(REQUIRED WORK):
Can you extract the part of the passage below on Greek question marks that begins at the words "Special care is" and stops after "to the erotimatiko.", copied word for word?

Special care is also required with the question mark characters:
\begin{itemize}
 \item The Unicode standard says character U+003B SEMICOLON and not
       U+037E GREEK QUESTION MARK, is the preferred character for a
       ``Greek question mark'' (erotimatiko),
 \item The LGR font encoding maps a SEMICOLON to a middle dot (ano teleia),
       while the Latin question mark ``?'' is mapped to the erotimatiko.
\end{itemize}
Only the deprecated character U+037E GREEK QUESTION MARK works with both,
Xe/LuaTeX and 8-bit TeX. However, Unicode treats it as equivalent
to U+003B SEMICOLON so a quote copy-pasted from a source using U+037E may
end up with U+003B and middle dots instead of erotimatiko!
\makeatletter
\ifdefined\textalpha@define@breathings
 Compare the source \url{greek-utf8.tex} and the PDF output:

 \begin{tabular}{llc}
   Input               & \latinencoding{} & \greekfontencoding  \\
   \midrule
   003F QUESTION MARK       & ?           & \ensuregreek{?} \\
   037E GREEK QUESTION MARK & not defined & \ensuregreek{;} \\
   003B SEMICOLON           & ;           & \ensuregreek{;} \\
   00B7 MIDDLE DOT          & ·           & \ensuregreek{·}
 \end{tabular}
\fi
\makeatother
\\
With the \href{https://ctan.org/pkg/babel-greek}{babel-greek} language
attribute ``keep-semicolon'' or the \emph{textalpha} package's
``keep-semicolon'' option, the SEMICOLON character can be used for the
erotimatiko also with LGR encoded fonts.


\section{Supported Characters}

Unicode definitions exist for all non-ASCII characters that can be rendered
with an LGR-encoded font.

(DATA RECORDS):
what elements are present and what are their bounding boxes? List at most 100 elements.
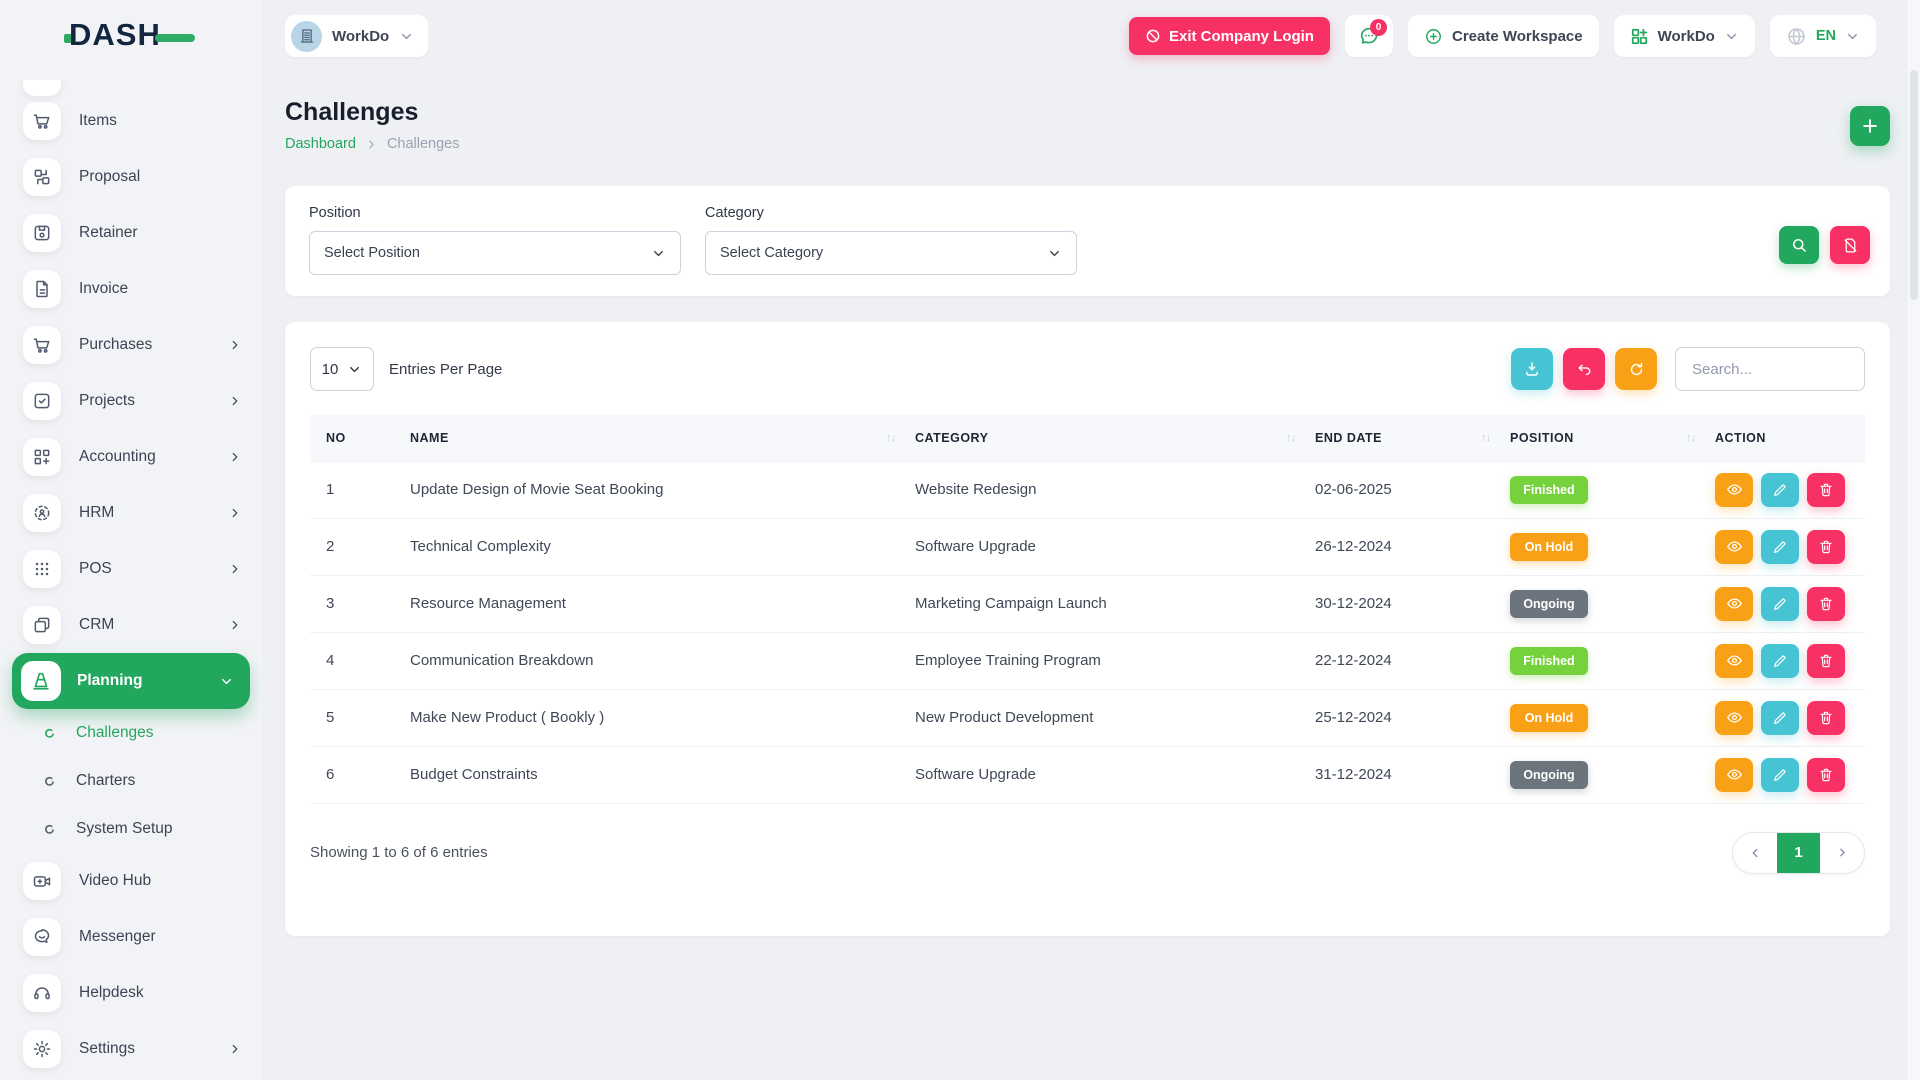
sidebar-item-helpdesk[interactable]: Helpdesk bbox=[0, 965, 262, 1021]
delete-button[interactable] bbox=[1807, 587, 1845, 621]
export-button[interactable] bbox=[1511, 348, 1553, 390]
cell-action bbox=[1705, 518, 1865, 575]
sidebar-item-crm[interactable]: CRM bbox=[0, 597, 262, 653]
cell-end-date: 02-06-2025 bbox=[1305, 461, 1500, 518]
page-scrollbar[interactable] bbox=[1906, 0, 1920, 1080]
edit-button[interactable] bbox=[1761, 758, 1799, 792]
sidebar-subitem-charters[interactable]: Charters bbox=[0, 757, 262, 805]
status-badge: Ongoing bbox=[1510, 761, 1588, 789]
exit-company-login-button[interactable]: Exit Company Login bbox=[1129, 17, 1330, 55]
position-select[interactable]: Select Position bbox=[309, 231, 681, 275]
filter-card: Position Select Position Category Select… bbox=[285, 186, 1890, 296]
scrolled-item-peek bbox=[23, 80, 61, 96]
breadcrumb-dashboard-link[interactable]: Dashboard bbox=[285, 136, 356, 152]
edit-button[interactable] bbox=[1761, 701, 1799, 735]
chevron-down-icon bbox=[651, 246, 666, 261]
chevron-right-icon bbox=[228, 562, 242, 576]
chevron-right-icon bbox=[228, 450, 242, 464]
sidebar-item-planning[interactable]: Planning bbox=[12, 653, 250, 709]
column-header-end-date[interactable]: END DATE↑↓ bbox=[1305, 415, 1500, 461]
sidebar-item-hrm[interactable]: HRM bbox=[0, 485, 262, 541]
edit-button[interactable] bbox=[1761, 644, 1799, 678]
pagination-page-1[interactable]: 1 bbox=[1777, 833, 1821, 873]
view-button[interactable] bbox=[1715, 587, 1753, 621]
chevron-right-icon bbox=[365, 138, 378, 151]
table-search-input[interactable] bbox=[1675, 347, 1865, 391]
trash-icon bbox=[1818, 539, 1834, 555]
sidebar-item-accounting[interactable]: Accounting bbox=[0, 429, 262, 485]
messages-count-badge: 0 bbox=[1370, 19, 1387, 36]
cell-no: 1 bbox=[310, 461, 400, 518]
pagination-prev-button[interactable] bbox=[1733, 833, 1777, 873]
workspace-selector[interactable]: WorkDo bbox=[285, 15, 428, 57]
building-icon bbox=[291, 21, 322, 52]
sort-icon: ↑↓ bbox=[1481, 432, 1490, 444]
language-dropdown[interactable]: EN bbox=[1770, 15, 1876, 57]
add-challenge-button[interactable] bbox=[1850, 106, 1890, 146]
scrollbar-thumb[interactable] bbox=[1910, 70, 1918, 300]
column-header-position[interactable]: POSITION↑↓ bbox=[1500, 415, 1705, 461]
column-header-category[interactable]: CATEGORY↑↓ bbox=[905, 415, 1305, 461]
edit-button[interactable] bbox=[1761, 587, 1799, 621]
circle-arc-icon bbox=[44, 824, 55, 835]
delete-button[interactable] bbox=[1807, 473, 1845, 507]
status-badge: On Hold bbox=[1510, 533, 1588, 561]
brand-name: DASH bbox=[69, 17, 161, 53]
sidebar-subitem-challenges[interactable]: Challenges bbox=[0, 709, 262, 757]
table-row: 5Make New Product ( Bookly )New Product … bbox=[310, 689, 1865, 746]
sidebar-item-pos[interactable]: POS bbox=[0, 541, 262, 597]
entries-per-page-select[interactable]: 10 bbox=[310, 347, 374, 391]
trash-icon bbox=[1818, 710, 1834, 726]
view-button[interactable] bbox=[1715, 530, 1753, 564]
refresh-button[interactable] bbox=[1615, 348, 1657, 390]
cell-end-date: 26-12-2024 bbox=[1305, 518, 1500, 575]
reset-filter-button[interactable] bbox=[1830, 226, 1870, 264]
pencil-icon bbox=[1772, 482, 1788, 498]
undo-button[interactable] bbox=[1563, 348, 1605, 390]
apply-filter-button[interactable] bbox=[1779, 226, 1819, 264]
ban-icon bbox=[1145, 28, 1161, 44]
plus-circle-icon bbox=[1424, 27, 1443, 46]
sidebar-item-settings[interactable]: Settings bbox=[0, 1021, 262, 1077]
workspace-dropdown[interactable]: WorkDo bbox=[1614, 15, 1755, 57]
pagination-next-button[interactable] bbox=[1820, 833, 1864, 873]
column-header-name[interactable]: NAME↑↓ bbox=[400, 415, 905, 461]
view-button[interactable] bbox=[1715, 758, 1753, 792]
chevron-right-icon bbox=[228, 506, 242, 520]
sort-icon: ↑↓ bbox=[1686, 432, 1695, 444]
delete-button[interactable] bbox=[1807, 530, 1845, 564]
sidebar-item-proposal[interactable]: Proposal bbox=[0, 149, 262, 205]
create-workspace-button[interactable]: Create Workspace bbox=[1408, 15, 1599, 57]
delete-button[interactable] bbox=[1807, 701, 1845, 735]
chevron-right-icon bbox=[1836, 846, 1849, 859]
cell-position: Finished bbox=[1500, 632, 1705, 689]
sidebar-subitem-system-setup[interactable]: System Setup bbox=[0, 805, 262, 853]
sidebar-item-invoice[interactable]: Invoice bbox=[0, 261, 262, 317]
circle-arc-icon bbox=[44, 776, 55, 787]
sidebar-item-messenger[interactable]: Messenger bbox=[0, 909, 262, 965]
sidebar-item-projects[interactable]: Projects bbox=[0, 373, 262, 429]
cell-position: On Hold bbox=[1500, 689, 1705, 746]
view-button[interactable] bbox=[1715, 644, 1753, 678]
cell-name: Communication Breakdown bbox=[400, 632, 905, 689]
edit-button[interactable] bbox=[1761, 530, 1799, 564]
entries-per-page-label: Entries Per Page bbox=[389, 361, 502, 378]
table-row: 3Resource ManagementMarketing Campaign L… bbox=[310, 575, 1865, 632]
cell-position: Finished bbox=[1500, 461, 1705, 518]
edit-button[interactable] bbox=[1761, 473, 1799, 507]
eye-icon bbox=[1726, 766, 1743, 783]
view-button[interactable] bbox=[1715, 473, 1753, 507]
accounting-icon bbox=[23, 438, 61, 476]
sidebar-item-items[interactable]: Items bbox=[0, 93, 262, 149]
category-select[interactable]: Select Category bbox=[705, 231, 1077, 275]
table-row: 4Communication BreakdownEmployee Trainin… bbox=[310, 632, 1865, 689]
view-button[interactable] bbox=[1715, 701, 1753, 735]
sidebar-item-retainer[interactable]: Retainer bbox=[0, 205, 262, 261]
sidebar-item-video-hub[interactable]: Video Hub bbox=[0, 853, 262, 909]
messages-button[interactable]: 0 bbox=[1345, 15, 1393, 57]
delete-button[interactable] bbox=[1807, 644, 1845, 678]
sidebar-item-purchases[interactable]: Purchases bbox=[0, 317, 262, 373]
delete-button[interactable] bbox=[1807, 758, 1845, 792]
cell-action bbox=[1705, 746, 1865, 803]
chevron-right-icon bbox=[228, 394, 242, 408]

(SOLUTION TO THIS PROBLEM):
Special care is also required with the question mark characters:
\begin{itemize}
 \item The Unicode standard says character U+003B SEMICOLON and not
       U+037E GREEK QUESTION MARK, is the preferred character for a
       ``Greek question mark'' (erotimatiko),
 \item The LGR font encoding maps a SEMICOLON to a middle dot (ano teleia),
       while the Latin question mark ``?'' is mapped to the erotimatiko.